Clearly these game-changing events slowed the pace of investment, and the business world watched the first waves of tech worker layoffs with horror. Then to make matters worse, FTX collapsed and the entire crypto industry quavered.

Moreover, to the consternation of ambitious startup founders worldwide, both the number of unicorns born and unicorn valuations took a serious hit in 2022.

But according to Andrew Haines, our global head of fintech, that’s not necessarily a bad thing.

“There’s a pullback in enthusiasm for reaching unicorn status, and the downturn is a reflection of free money being gone,” he says. “All the fluff has come out of the market. What’s really happening is a healthy correction of expectations.”

And yet . . . when you look closely at 2022’s data with respect to fintech unicorns, there is in fact some good news: comparing by sector, fintech remains the darling.

Funding for fintech startups

2021 was a remarkable year for fintech in terms of investment, with the sector seeing 183 percent year-over-year growth in funding and a $139.8B total invested.

Global fintech deals & dollars (quarterly)

Global fintech deals and the total amount of funding

In Q1 of 2022, the amount of funding dropped by 20 percent compared with Q4 of 2021, yet the number of deals surged. Then, in Q2 2022, as concerns about recession loomed, both the number of deals and the amount of funding decreased to reach levels closer to 2018-19.

The decline in global funding of fintech companies through every quarter of 2022 led to the 46 percent YoY drop in venture capital invested in the past year, with the total funding of fintech companies coming in at $75.2B with 5,048 deals. While these numbers do represent a downward trend compared to the peak of 2021, the total invested capital still exceeded 2020’s figure by $25.9 billion.

Global fintech deals & dollars (yearly)

Chart with the number of global fintech deals and the total amount of funding (yearly)

Number of fintech unicorns

2021 saw 166 new fintech unicorns — a record high, but 2022 was a different story. New unicorns in the fintech sector trended downward, with only five unicorns appearing in Q4 2022 and 69 new births total in 2022. Nevertheless, by the end of 2022, the number of active fintech unicorns reached 312, still showing a dramatic increase over the past five years.

### Raw data
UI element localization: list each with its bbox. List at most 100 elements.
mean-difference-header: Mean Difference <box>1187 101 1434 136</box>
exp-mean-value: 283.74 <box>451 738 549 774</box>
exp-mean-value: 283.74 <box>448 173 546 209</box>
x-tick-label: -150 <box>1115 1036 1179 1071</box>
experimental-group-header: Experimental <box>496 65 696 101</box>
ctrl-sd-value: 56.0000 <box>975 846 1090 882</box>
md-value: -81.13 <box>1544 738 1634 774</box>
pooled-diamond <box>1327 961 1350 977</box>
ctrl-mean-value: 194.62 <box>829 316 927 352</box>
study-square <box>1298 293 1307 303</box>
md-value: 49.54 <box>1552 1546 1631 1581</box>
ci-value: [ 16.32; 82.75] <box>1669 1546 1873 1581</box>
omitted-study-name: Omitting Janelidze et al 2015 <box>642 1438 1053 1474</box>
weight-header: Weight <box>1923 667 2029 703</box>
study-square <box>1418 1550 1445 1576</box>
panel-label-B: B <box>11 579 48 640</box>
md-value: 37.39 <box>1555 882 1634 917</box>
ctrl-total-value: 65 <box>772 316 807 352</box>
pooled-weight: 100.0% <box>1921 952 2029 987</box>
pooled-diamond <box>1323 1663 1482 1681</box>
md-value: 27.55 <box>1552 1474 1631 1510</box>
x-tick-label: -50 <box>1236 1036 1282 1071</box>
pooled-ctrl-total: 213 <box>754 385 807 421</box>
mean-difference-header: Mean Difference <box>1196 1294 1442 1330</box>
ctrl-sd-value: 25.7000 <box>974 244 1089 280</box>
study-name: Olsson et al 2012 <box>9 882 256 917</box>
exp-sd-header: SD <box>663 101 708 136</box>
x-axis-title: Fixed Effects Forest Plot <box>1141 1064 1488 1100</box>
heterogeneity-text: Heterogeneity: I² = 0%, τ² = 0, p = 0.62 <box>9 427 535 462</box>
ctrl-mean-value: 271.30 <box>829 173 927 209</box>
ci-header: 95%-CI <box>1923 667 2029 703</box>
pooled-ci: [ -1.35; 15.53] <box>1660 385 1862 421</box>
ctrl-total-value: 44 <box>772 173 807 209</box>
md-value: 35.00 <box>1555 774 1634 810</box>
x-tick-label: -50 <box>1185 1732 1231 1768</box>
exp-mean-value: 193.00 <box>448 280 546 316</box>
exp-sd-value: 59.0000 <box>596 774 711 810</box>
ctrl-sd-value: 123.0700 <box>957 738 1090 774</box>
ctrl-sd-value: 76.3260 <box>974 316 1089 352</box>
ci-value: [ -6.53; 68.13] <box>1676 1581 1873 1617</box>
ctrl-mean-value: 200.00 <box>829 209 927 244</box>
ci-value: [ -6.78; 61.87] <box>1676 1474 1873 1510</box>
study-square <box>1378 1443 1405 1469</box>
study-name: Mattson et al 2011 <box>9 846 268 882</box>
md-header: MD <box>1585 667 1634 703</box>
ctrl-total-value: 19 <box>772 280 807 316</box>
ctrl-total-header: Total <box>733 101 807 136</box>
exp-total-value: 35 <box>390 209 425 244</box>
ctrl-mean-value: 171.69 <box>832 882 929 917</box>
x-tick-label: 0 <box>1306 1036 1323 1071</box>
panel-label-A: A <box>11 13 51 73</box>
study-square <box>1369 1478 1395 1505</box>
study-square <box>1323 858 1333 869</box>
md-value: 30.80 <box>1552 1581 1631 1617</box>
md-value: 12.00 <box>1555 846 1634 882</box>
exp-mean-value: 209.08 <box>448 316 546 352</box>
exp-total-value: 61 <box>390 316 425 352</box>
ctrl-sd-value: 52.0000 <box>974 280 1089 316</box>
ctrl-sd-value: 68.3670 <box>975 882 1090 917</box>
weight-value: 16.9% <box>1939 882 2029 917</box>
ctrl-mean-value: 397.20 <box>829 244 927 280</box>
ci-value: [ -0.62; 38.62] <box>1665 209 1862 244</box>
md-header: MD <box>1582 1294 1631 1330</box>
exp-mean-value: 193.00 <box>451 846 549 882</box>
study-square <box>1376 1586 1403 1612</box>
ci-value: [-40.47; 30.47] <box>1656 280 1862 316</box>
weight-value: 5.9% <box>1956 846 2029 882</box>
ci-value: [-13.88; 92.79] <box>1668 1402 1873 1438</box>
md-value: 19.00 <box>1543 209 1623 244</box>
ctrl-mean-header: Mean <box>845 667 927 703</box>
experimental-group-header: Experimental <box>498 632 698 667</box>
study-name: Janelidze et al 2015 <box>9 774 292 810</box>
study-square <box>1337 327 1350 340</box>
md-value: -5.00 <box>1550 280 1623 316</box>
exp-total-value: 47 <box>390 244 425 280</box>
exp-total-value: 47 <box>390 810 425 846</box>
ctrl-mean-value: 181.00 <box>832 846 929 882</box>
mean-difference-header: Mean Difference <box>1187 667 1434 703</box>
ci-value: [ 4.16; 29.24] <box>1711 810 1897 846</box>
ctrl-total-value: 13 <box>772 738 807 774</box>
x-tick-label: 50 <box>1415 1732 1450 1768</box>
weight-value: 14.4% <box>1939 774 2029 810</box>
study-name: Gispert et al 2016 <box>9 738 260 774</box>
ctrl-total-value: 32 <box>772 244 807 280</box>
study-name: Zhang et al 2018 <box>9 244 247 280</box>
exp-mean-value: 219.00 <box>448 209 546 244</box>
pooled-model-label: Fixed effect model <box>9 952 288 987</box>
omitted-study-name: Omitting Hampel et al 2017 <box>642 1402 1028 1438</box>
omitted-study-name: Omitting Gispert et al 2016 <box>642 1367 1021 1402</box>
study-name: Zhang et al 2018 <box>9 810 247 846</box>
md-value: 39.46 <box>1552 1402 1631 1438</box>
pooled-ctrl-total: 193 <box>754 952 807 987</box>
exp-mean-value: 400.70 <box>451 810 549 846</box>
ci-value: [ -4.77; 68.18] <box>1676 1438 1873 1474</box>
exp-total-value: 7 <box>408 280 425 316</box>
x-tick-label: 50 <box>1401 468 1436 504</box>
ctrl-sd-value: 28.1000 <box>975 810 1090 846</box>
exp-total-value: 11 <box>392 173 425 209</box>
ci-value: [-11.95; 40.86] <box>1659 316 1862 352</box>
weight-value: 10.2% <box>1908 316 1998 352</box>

### Required work
a – Summarize the fintech funding text in two sentences.
b – Translate this sentence from the fintech funding text into Spanish: "2021 was a remarkable year for fintech in terms of investment, with the sector seeing 183 percent year-over-year growth in funding and a $139.8B total invested."
c – Write the next part of the fintech funding text, picking up after its final sentence.
The listing is separate material and has no connection to the fintech funding text.

### Outputs in order
a – Fintech funding fell 46 percent year over year in 2022 to $75.2B across 5,048 deals, though that total still exceeded 2020's figure by $25.9 billion. New fintech unicorns dropped from a record 166 in 2021 to 69 in 2022, yet the number of active fintech unicorns reached 312 by the end of 2022.

b – 2021 fue un año notable para el sector fintech en términos de inversión, con un crecimiento interanual del 183 por ciento en la financiación y un total invertido de 139.800 millones de dólares.

c –
Number of new & total unicorns (quarterly)

Chart showing the number of new and total unicorns (quarterly)

In 2022, the overall funding to unicorns slowed down, bringing the count of new unicorns across all sectors to 258. Though there were only 69 fintech unicorns born, they made up 26.7 percent of the total count of new unicorns across all sectors. (Also an interesting tidbit: Among fintechs that do become unicorns, they’re most likely to do so five years after founding.)

The most unicorns by sector

The ratio between the number of current unicorns by industry proves that fintech remained the most common industry for unicorns in the past year, same as in 2021.

Fintech unicorns_ Facts and Figures_04

The leading sector for venture investment

In 2021, fintech emerged as one of the top sectors for VC investment and received $54B in funding, taking second place in the list of most funded industries for startups after healthtech.

Despite the overall decrease in venture funding and investors stockpiling on “dry powder”, fintech received $75.2B in annual funding in 2022 and became the leading industry for startup investment.

Chart with the global funding by industries (2022)

Regional distribution of fintech unicorns

As for the distribution of fintech unicorns across regions, more than half of current fintech unicorns are US-based (53 percent), followed by Europe (21 percent) and Asia (17 percent).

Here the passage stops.